▶ _WHAT IS EXPECTED_
Using the records below, locate all lines containing "Enrolled" and return them.

[Structured figure records]
▼
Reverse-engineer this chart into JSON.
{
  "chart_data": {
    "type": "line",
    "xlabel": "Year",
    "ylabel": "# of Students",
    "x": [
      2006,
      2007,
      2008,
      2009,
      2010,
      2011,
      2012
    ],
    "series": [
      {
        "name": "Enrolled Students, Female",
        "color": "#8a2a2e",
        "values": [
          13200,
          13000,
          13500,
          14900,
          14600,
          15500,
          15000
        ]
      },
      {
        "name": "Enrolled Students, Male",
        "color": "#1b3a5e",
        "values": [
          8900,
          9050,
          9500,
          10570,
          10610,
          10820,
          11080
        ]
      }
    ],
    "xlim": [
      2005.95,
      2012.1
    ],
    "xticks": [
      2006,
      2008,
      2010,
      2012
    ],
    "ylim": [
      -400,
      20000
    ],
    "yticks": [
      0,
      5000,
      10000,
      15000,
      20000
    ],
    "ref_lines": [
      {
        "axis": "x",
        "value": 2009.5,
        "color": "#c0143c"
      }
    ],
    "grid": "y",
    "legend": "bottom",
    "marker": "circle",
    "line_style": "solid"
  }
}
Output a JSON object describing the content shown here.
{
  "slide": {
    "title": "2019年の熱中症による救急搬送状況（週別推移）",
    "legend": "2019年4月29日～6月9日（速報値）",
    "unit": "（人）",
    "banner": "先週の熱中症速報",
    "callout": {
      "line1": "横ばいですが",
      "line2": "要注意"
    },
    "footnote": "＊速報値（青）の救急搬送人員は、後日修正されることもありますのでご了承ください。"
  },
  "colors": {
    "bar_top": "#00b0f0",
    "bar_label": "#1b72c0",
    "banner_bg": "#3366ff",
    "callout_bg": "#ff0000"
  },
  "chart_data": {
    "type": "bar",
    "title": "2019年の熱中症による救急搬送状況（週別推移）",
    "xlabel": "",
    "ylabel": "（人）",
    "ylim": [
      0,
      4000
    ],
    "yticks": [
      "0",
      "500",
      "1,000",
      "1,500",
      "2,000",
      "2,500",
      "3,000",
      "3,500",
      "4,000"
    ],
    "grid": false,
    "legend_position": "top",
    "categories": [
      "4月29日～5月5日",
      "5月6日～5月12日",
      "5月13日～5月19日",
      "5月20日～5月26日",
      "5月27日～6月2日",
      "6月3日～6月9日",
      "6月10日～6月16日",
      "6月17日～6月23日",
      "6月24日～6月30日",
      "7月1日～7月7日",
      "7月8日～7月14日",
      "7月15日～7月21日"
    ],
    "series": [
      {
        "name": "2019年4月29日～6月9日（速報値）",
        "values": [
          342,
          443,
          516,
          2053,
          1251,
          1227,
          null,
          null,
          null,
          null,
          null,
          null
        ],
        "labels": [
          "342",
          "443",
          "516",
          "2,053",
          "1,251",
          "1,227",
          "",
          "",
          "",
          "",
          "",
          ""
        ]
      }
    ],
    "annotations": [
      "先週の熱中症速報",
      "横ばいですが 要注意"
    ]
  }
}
▲
▶ _WRITTEN RESPONSE_
        "name": "Enrolled Students, Female",
        "name": "Enrolled Students, Male",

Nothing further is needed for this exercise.